| Stored items |

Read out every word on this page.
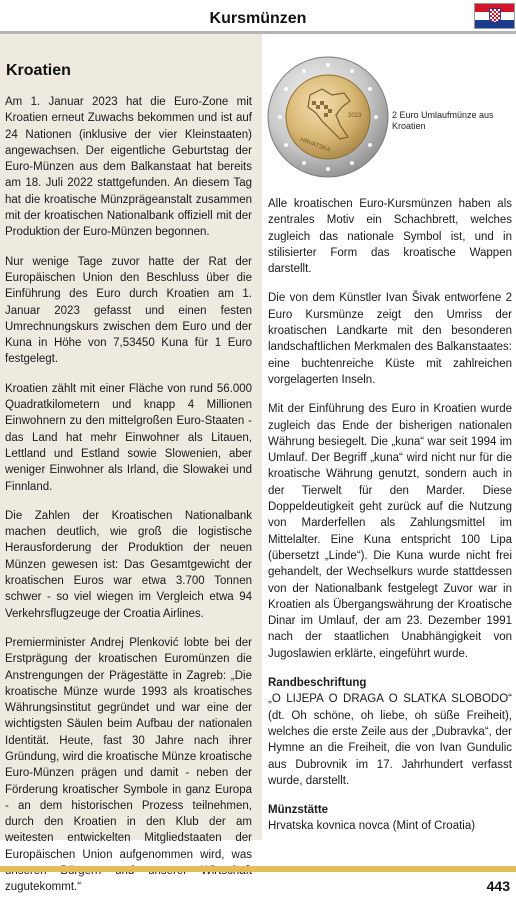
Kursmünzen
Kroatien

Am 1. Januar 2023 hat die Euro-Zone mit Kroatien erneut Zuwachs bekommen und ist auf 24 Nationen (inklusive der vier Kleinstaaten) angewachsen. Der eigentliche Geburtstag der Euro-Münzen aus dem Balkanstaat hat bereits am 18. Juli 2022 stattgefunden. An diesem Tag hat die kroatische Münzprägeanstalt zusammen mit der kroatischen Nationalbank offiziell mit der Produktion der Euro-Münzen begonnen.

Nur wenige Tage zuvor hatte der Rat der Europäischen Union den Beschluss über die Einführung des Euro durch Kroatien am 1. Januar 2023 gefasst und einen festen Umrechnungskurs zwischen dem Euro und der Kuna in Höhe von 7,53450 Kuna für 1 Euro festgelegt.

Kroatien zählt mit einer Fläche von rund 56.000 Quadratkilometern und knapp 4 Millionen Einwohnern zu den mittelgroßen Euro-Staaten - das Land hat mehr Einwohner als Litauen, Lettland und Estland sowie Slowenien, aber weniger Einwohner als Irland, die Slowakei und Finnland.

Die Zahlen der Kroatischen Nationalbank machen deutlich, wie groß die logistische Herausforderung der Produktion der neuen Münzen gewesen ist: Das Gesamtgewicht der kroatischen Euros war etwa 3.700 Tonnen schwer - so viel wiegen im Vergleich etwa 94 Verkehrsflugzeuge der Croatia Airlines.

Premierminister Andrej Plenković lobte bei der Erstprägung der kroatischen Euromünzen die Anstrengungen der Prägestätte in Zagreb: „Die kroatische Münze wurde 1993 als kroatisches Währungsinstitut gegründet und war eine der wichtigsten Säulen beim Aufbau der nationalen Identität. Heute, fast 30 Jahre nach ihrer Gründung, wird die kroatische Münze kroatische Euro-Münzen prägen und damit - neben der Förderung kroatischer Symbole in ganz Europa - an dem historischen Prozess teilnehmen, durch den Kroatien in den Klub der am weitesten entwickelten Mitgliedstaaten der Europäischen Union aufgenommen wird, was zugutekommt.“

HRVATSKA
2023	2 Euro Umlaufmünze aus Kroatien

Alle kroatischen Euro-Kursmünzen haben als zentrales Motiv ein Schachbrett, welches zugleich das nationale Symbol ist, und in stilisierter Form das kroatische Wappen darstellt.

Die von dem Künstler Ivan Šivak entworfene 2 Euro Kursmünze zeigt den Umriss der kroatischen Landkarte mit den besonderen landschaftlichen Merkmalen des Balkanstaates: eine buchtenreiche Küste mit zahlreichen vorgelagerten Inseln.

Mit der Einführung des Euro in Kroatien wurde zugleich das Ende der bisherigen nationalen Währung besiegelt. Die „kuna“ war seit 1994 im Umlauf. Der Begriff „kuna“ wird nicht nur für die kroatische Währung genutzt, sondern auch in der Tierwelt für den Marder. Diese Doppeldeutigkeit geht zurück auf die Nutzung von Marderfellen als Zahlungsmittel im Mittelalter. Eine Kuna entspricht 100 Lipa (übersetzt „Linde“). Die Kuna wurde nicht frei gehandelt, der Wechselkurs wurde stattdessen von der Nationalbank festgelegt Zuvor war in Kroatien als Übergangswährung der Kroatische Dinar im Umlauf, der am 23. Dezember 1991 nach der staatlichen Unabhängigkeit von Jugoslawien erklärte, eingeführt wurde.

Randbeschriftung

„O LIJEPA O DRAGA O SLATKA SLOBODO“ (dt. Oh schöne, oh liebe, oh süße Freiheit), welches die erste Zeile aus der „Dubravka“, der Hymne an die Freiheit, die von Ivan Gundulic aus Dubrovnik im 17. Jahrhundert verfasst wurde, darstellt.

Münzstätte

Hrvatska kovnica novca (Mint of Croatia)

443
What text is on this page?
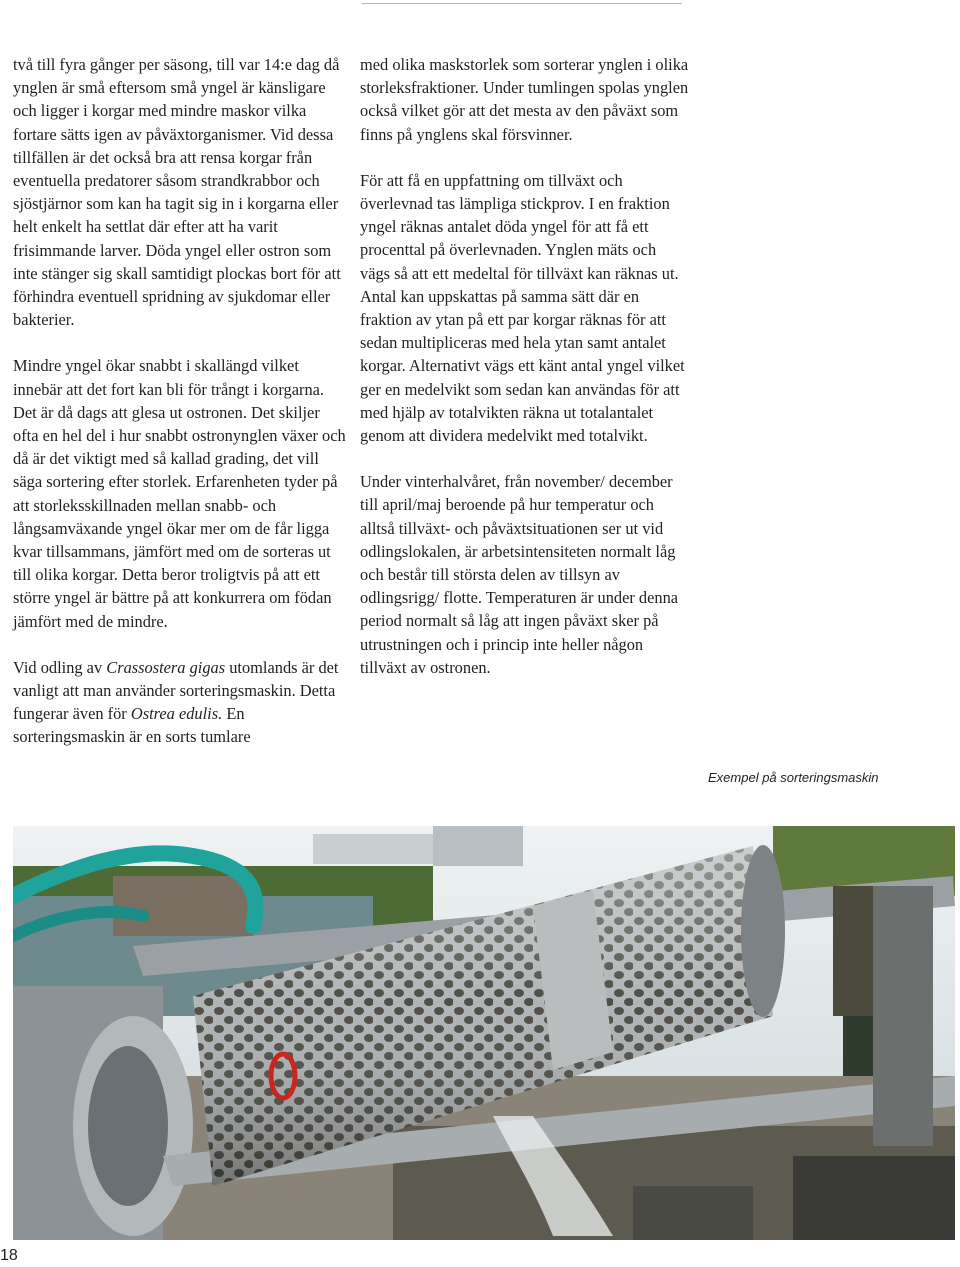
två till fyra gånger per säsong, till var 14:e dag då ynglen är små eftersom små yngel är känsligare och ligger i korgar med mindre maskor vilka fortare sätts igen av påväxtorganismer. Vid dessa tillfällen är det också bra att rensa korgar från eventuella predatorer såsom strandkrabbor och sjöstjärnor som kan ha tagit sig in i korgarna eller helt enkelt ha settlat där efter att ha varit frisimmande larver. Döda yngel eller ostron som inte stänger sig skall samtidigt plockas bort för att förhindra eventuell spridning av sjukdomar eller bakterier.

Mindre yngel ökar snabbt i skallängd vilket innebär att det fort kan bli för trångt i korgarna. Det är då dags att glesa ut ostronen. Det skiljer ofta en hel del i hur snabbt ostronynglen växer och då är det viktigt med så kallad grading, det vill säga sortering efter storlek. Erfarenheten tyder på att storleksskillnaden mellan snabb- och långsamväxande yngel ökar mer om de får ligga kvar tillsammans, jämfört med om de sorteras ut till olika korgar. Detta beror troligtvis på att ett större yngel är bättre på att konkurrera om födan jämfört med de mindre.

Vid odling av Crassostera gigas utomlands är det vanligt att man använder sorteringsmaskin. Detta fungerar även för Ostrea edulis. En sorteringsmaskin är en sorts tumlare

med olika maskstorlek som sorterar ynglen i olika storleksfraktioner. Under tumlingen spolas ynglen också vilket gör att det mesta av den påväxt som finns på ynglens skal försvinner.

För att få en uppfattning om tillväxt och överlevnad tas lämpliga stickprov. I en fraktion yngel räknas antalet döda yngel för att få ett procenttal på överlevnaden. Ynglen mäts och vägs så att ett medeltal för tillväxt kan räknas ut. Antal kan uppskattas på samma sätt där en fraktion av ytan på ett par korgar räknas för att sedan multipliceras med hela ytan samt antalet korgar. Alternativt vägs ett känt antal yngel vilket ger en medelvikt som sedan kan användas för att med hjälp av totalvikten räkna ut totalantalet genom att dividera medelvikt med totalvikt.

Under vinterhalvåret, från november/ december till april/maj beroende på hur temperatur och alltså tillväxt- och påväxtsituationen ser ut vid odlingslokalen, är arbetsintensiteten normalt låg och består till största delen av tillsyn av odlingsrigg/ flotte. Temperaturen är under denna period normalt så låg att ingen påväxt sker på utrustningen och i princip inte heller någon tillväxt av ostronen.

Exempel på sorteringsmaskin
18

==

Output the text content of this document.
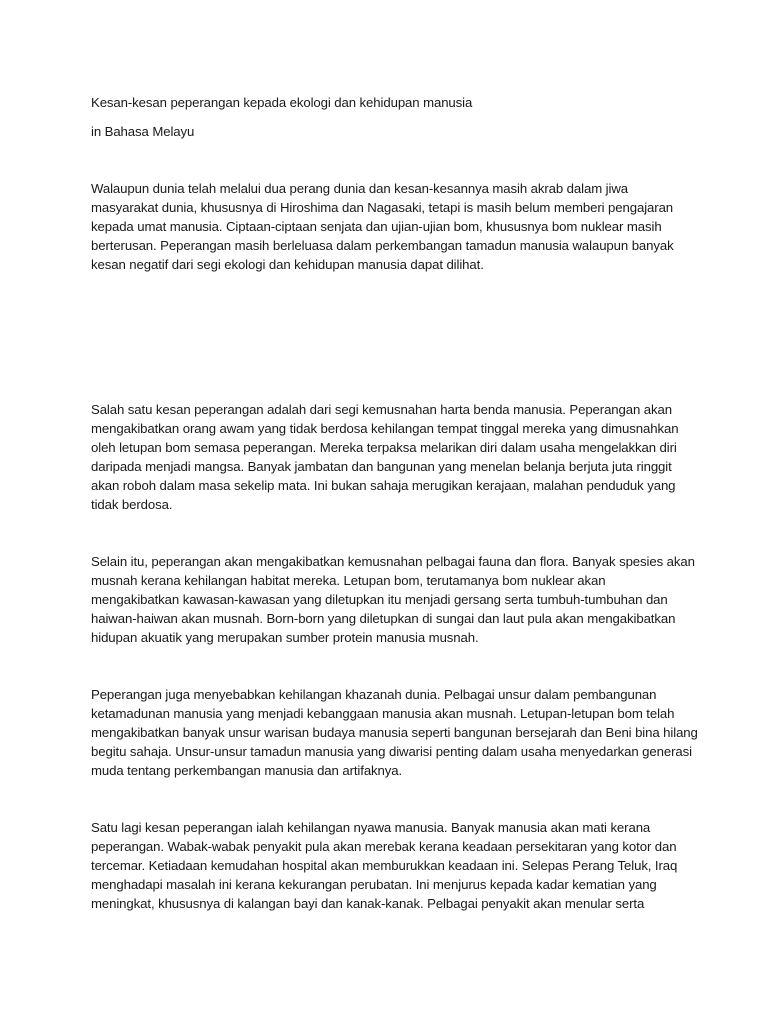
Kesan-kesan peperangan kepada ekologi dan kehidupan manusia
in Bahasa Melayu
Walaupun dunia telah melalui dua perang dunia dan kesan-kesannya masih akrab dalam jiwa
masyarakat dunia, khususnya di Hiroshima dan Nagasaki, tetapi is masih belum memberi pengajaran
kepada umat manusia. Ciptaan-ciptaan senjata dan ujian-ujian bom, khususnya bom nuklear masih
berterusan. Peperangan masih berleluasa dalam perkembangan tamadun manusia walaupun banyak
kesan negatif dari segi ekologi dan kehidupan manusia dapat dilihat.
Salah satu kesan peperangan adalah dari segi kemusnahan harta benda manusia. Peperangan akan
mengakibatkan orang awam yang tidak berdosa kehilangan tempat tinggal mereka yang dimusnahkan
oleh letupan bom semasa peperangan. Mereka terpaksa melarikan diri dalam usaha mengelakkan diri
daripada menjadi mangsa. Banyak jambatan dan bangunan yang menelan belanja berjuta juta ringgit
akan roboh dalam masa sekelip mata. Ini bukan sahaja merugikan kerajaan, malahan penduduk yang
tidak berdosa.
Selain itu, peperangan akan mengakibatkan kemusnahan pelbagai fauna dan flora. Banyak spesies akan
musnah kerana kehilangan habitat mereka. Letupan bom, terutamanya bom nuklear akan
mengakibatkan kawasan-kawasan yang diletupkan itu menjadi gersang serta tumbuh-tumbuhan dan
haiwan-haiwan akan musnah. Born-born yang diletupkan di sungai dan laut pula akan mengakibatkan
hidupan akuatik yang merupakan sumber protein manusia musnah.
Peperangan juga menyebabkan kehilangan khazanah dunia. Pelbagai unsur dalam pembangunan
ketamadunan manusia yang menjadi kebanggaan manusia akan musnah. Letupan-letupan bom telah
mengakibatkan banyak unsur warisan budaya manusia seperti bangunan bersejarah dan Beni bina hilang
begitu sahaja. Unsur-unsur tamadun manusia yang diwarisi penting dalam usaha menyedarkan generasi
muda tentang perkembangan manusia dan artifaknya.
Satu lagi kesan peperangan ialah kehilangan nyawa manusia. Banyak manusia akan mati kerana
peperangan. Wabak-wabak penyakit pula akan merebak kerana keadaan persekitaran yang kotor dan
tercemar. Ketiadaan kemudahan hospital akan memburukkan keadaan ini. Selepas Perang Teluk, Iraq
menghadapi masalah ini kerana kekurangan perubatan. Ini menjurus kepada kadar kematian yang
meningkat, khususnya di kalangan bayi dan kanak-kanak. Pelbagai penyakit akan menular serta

| Assignment |
The answer should consist of all lines from the records above that hold the word "segi".

| Answer to the exercise |
kesan negatif dari segi ekologi dan kehidupan manusia dapat dilihat.
Salah satu kesan peperangan adalah dari segi kemusnahan harta benda manusia. Peperangan akan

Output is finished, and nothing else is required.